[Data entries]
━━━━━━━━━━━━━━━━
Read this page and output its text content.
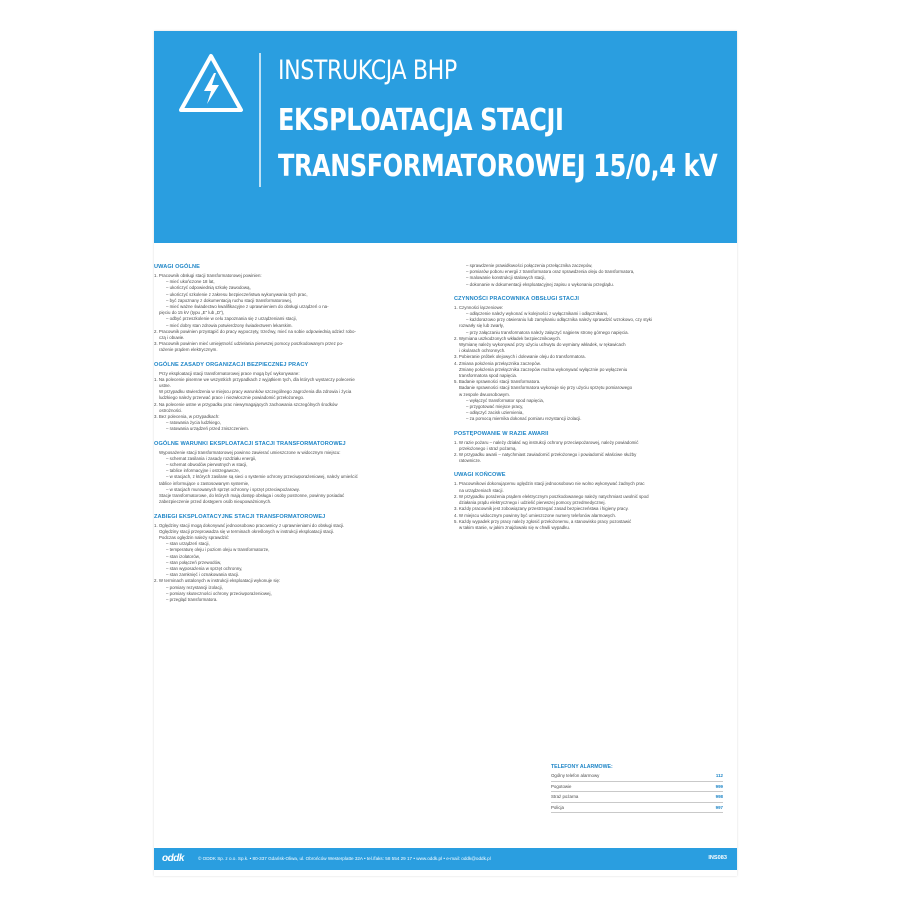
INSTRUKCJA BHP
EKSPLOATACJA STACJI
TRANSFORMATOROWEJ 15/0,4 kV
UWAGI OGÓLNE
1. Pracownik obsługi stacji transformatorowej powinien:
– mieć ukończone 18 lat,
– ukończyć odpowiednią szkołę zawodową,
– ukończyć szkolenie z zakresu bezpieczeństwa wykonywania tych prac,
– być zapoznany z dokumentacją ruchu stacji transformatorowej,
– mieć ważne świadectwo kwalifikacyjne z uprawnieniem do obsługi urządzeń o na-
pięciu do 15 kV (typu „E” lub „D”),
– odbyć przeszkolenie w celu zapoznania się z urządzeniami stacji,
– mieć dobry stan zdrowia potwierdzony świadectwem lekarskim.
2. Pracownik powinien przystąpić do pracy wypoczęty, trzeźwy, mieć na sobie odpowiednią odzież robo-
czą i obuwie.
3. Pracownik powinien mieć umiejętność udzielania pierwszej pomocy poszkodowanym przez po-
rażenie prądem elektrycznym.
OGÓLNE ZASADY ORGANIZACJI BEZPIECZNEJ PRACY
Przy eksploatacji stacji transformatorowej prace mogą być wykonywane:
1. Na polecenie pisemne we wszystkich przypadkach z wyjątkiem tych, dla których wystarczy polecenie
ustne.
W przypadku stwierdzenia w miejscu pracy warunków szczególnego zagrożenia dla zdrowia i życia
ludzkiego należy przerwać prace i niezwłocznie powiadomić przełożonego.
2. Na polecenie ustne w przypadku prac niewymagających zachowania szczególnych środków
ostrożności.
3. Bez polecenia, w przypadkach:
– ratowania życia ludzkiego,
– ratowania urządzeń przed zniszczeniem.
OGÓLNE WARUNKI EKSPLOATACJI STACJI TRANSFORMATOROWEJ
Wyposażenie stacji transformatorowej powinno zawierać umieszczone w widocznym miejscu:
– schemat zasilania i zasady rozdziału energii,
– schemat obwodów pierwotnych w stacji,
– tablice informacyjne i ostrzegawcze,
– w stacjach, z których zasilane są sieci o systemie ochrony przeciwporażeniowej, należy umieścić
tablice informujące o zastosowanym systemie,
– w stacjach murowanych sprzęt ochronny i sprzęt przeciwpożarowy.
Stacje transformatorowe, do których mają dostęp obsługa i osoby postronne, powinny posiadać
zabezpieczenie przed dostępem osób nieupoważnionych.
ZABIEGI EKSPLOATACYJNE STACJI TRANSFORMATOROWEJ
1. Oględziny stacji mogą dokonywać jednoosobowo pracownicy z uprawnieniami do obsługi stacji.
Oględziny stacji przeprowadza się w terminach określonych w instrukcji eksploatacji stacji.
Podczas oględzin należy sprawdzić:
– stan urządzeń stacji,
– temperaturę oleju i poziom oleju w transformatorze,
– stan izolatorów,
– stan połączeń przewodów,
– stan wyposażenia w sprzęt ochronny,
– stan zamknięć i oznakowania stacji.
2. W terminach ustalonych w instrukcji eksploatacji wykonuje się:
– pomiary rezystancji izolacji,
– pomiary skuteczności ochrony przeciwporażeniowej,
– przegląd transformatora.
– sprawdzenie prawidłowości połączenia przełącznika zaczepów,
– pomiarów poboru energii z transformatora oraz sprawdzenia oleju do transformatora,
– malowanie konstrukcji stalowych stacji,
– dokonanie w dokumentacji eksploatacyjnej zapisu o wykonaniu przeglądu.
CZYNNOŚCI PRACOWNIKA OBSŁUGI STACJI
1. Czynności łączeniowe:
– odłączenie należy wykonać w kolejności z wyłącznikami i odłącznikami,
– każdorazowo przy otwieraniu lub zamykaniu odłącznika należy sprawdzić wzrokowo, czy styki
rozwarły się lub zwarły,
– przy załączaniu transformatora należy załączyć najpierw stronę górnego napięcia.
2. Wymiana uszkodzonych wkładek bezpiecznikowych.
Wymianę należy wykonywać przy użyciu uchwytu do wymiany wkładek, w rękawicach
i okularach ochronnych.
3. Pobieranie próbek olejowych i dolewanie oleju do transformatora.
4. Zmiana położenia przełącznika zaczepów.
Zmianę położenia przełącznika zaczepów można wykonywać wyłącznie po wyłączeniu
transformatora spod napięcia.
5. Badanie sprawności stacji transformatora.
Badanie sprawności stacji transformatora wykonuje się przy użyciu sprzętu pomiarowego
w zespole dwuosobowym.
– wyłączyć transformator spod napięcia,
– przygotować miejsce pracy,
– odłączyć zacisk uziemienia,
– za pomocą miernika dokonać pomiaru rezystancji izolacji.
POSTĘPOWANIE W RAZIE AWARII
1. W razie pożaru – należy działać wg instrukcji ochrony przeciwpożarowej, należy powiadomić
przełożonego i straż pożarną.
2. W przypadku awarii – natychmiast zawiadomić przełożonego i powiadomić właściwe służby
ratownicze.
UWAGI KOŃCOWE
1. Pracownikowi dokonującemu oględzin stacji jednoosobowo nie wolno wykonywać żadnych prac
na urządzeniach stacji.
2. W przypadku porażenia prądem elektrycznym poszkodowanego należy natychmiast uwolnić spod
działania prądu elektrycznego i udzielić pierwszej pomocy przedmedycznej.
3. Każdy pracownik jest zobowiązany przestrzegać zasad bezpieczeństwa i higieny pracy.
4. W miejscu widocznym powinny być umieszczone numery telefonów alarmowych.
5. Każdy wypadek przy pracy należy zgłosić przełożonemu, a stanowisko pracy pozostawić
w takim stanie, w jakim znajdowało się w chwili wypadku.
TELEFONY ALARMOWE:
Ogólny telefon alarmowy	112
Pogotowie	999
Straż pożarna	998
Policja	997
oddk	© ODDK Sp. z o.o. Sp.k. • 80-337 Gdańsk-Oliwa, ul. Obrońców Westerplatte 32A • tel./faks: 58 554 29 17 • www.oddk.pl • e-mail: oddk@oddk.pl	INS083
━━━━━━━━━━━━━━━━
Write out every line of the entries that holds the word "mieć".

– mieć ukończone 18 lat,
– mieć ważne świadectwo kwalifikacyjne z uprawnieniem do obsługi urządzeń o na-
– mieć dobry stan zdrowia potwierdzony świadectwem lekarskim.
2. Pracownik powinien przystąpić do pracy wypoczęty, trzeźwy, mieć na sobie odpowiednią odzież robo-
3. Pracownik powinien mieć umiejętność udzielania pierwszej pomocy poszkodowanym przez po-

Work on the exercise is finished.